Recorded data
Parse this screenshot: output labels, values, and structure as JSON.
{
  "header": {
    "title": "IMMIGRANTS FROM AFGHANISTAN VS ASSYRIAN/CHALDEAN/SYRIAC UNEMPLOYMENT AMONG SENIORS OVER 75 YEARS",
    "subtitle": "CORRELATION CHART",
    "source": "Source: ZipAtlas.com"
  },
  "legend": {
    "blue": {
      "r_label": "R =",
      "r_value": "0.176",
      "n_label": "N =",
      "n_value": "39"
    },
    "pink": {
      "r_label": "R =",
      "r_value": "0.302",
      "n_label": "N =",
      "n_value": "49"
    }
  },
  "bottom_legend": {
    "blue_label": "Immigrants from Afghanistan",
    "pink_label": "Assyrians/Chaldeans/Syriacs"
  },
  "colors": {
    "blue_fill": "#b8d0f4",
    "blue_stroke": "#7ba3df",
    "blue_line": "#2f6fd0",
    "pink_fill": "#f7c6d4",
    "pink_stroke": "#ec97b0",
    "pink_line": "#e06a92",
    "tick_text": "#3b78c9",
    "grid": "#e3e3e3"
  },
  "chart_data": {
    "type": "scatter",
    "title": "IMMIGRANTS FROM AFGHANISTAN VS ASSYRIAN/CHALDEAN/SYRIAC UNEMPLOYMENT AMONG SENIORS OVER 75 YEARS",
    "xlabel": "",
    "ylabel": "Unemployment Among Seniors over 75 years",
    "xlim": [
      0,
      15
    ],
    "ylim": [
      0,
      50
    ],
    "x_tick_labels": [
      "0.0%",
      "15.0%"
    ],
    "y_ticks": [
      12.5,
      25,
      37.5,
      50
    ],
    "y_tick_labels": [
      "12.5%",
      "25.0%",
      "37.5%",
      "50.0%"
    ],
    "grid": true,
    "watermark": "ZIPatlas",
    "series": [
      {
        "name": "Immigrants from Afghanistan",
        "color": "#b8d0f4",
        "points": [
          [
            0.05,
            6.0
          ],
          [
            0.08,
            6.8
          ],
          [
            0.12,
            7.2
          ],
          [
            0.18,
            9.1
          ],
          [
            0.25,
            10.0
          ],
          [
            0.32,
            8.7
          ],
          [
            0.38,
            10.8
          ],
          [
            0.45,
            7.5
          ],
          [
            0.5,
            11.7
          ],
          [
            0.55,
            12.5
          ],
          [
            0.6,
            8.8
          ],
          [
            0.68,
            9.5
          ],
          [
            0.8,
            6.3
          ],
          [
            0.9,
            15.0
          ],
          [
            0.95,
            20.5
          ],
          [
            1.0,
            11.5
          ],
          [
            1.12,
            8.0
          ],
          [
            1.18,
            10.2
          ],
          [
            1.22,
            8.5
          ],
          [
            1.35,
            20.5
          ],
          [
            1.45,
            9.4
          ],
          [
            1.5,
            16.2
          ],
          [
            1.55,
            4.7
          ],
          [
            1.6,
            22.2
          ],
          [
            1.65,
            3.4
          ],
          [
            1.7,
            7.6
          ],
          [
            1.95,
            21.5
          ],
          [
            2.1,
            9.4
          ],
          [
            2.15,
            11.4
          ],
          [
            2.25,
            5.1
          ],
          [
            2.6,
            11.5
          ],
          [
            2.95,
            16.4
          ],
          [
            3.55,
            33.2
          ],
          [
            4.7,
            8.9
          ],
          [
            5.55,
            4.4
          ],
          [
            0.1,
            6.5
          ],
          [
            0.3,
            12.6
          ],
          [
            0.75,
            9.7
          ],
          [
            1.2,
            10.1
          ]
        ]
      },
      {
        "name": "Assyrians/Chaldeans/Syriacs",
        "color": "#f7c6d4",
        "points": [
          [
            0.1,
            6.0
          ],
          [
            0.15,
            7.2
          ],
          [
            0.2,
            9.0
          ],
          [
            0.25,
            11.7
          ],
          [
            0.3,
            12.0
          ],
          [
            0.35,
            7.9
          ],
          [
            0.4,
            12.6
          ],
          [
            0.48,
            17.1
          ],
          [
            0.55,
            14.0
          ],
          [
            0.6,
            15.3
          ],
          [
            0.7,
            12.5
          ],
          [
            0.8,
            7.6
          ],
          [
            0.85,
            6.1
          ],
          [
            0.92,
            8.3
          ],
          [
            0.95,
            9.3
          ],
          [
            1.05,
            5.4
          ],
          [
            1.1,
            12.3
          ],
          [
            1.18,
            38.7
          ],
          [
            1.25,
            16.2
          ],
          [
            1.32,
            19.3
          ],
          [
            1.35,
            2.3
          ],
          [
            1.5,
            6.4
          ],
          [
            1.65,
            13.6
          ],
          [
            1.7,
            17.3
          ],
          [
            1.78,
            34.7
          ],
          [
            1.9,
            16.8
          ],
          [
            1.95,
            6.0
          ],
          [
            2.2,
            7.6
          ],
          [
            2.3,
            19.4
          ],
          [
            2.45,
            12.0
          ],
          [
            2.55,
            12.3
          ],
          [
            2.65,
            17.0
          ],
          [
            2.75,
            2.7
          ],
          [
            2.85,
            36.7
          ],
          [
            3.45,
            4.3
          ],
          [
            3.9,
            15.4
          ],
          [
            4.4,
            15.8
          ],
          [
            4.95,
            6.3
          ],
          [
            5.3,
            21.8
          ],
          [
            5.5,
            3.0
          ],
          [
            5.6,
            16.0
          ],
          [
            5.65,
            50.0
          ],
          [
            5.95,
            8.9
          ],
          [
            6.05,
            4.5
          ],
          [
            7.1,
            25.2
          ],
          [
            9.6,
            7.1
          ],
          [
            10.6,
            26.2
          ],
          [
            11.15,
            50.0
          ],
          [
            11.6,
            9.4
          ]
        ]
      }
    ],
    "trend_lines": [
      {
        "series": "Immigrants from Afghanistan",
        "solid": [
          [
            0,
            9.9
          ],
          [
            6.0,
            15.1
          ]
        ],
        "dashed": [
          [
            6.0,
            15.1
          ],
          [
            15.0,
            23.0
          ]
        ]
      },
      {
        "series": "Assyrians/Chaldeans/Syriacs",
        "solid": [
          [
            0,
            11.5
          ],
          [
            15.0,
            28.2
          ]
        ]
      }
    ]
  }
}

What is expected: Locate and copy each line in the data above that includes the word "series".

Output for this exercise:
    "series": [
        "series": "Immigrants from Afghanistan",
        "series": "Assyrians/Chaldeans/Syriacs",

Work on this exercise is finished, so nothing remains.